↓↓↓
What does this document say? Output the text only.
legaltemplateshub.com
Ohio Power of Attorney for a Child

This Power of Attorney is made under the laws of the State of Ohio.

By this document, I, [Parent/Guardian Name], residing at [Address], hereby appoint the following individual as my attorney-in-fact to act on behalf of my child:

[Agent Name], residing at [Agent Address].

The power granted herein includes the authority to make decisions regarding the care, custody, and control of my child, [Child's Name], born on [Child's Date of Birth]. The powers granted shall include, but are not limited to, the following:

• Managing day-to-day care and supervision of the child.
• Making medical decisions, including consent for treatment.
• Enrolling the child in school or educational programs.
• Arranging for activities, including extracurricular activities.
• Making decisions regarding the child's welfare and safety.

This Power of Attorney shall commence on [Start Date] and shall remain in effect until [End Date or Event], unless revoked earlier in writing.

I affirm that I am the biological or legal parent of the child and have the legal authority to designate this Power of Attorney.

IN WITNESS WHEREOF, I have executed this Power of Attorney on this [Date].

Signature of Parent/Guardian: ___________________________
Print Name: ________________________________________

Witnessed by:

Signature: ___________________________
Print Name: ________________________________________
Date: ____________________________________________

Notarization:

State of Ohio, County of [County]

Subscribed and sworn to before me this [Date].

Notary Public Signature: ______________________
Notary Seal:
↑↑↑
↓↓↓
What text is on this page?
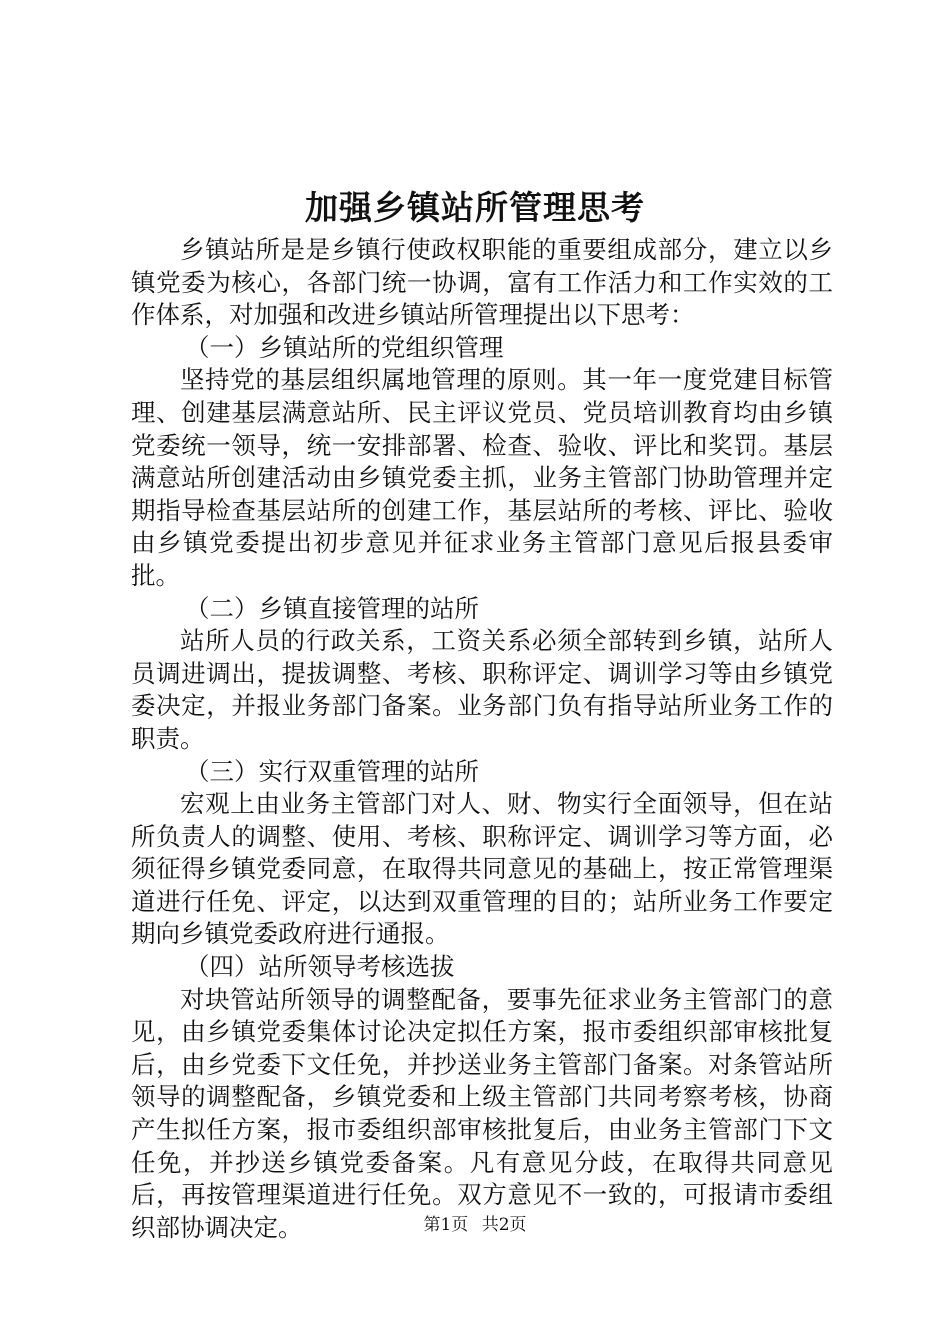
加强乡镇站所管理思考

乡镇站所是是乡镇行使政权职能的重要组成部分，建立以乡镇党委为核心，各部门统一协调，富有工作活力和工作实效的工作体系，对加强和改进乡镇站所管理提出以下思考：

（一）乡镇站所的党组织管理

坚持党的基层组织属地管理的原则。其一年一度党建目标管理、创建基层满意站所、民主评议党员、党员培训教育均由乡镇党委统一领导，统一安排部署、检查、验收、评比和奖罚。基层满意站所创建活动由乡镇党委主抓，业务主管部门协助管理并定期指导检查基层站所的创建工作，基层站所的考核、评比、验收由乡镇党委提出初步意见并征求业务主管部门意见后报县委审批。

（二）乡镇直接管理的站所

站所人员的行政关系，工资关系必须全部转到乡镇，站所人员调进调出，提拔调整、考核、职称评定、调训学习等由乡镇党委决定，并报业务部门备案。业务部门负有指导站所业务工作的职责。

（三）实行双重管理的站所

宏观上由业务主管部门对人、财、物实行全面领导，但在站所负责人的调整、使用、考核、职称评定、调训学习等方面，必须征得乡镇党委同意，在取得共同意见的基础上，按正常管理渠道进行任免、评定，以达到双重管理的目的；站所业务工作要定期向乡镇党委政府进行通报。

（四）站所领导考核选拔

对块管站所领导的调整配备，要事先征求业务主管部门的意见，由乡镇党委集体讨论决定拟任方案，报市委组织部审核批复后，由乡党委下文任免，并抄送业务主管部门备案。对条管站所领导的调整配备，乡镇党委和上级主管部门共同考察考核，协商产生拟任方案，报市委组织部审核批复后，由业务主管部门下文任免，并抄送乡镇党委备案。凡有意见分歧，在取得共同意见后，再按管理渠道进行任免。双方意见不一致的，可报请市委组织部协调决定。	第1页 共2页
↑↑↑
↓↓↓
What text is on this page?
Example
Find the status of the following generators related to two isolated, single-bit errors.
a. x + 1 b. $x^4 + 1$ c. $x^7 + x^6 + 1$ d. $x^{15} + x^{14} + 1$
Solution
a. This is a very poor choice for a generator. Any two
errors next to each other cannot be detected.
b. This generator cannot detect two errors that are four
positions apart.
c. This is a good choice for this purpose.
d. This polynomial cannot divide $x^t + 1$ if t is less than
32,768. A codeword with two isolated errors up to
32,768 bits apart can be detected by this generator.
↑↑↑
(EXERCISE REQUIREMENTS): Check every line of the entries above for the word "apart" and report how many lines contain it, giving the number only.

(ANSWER FOR THIS EXERCISE): 2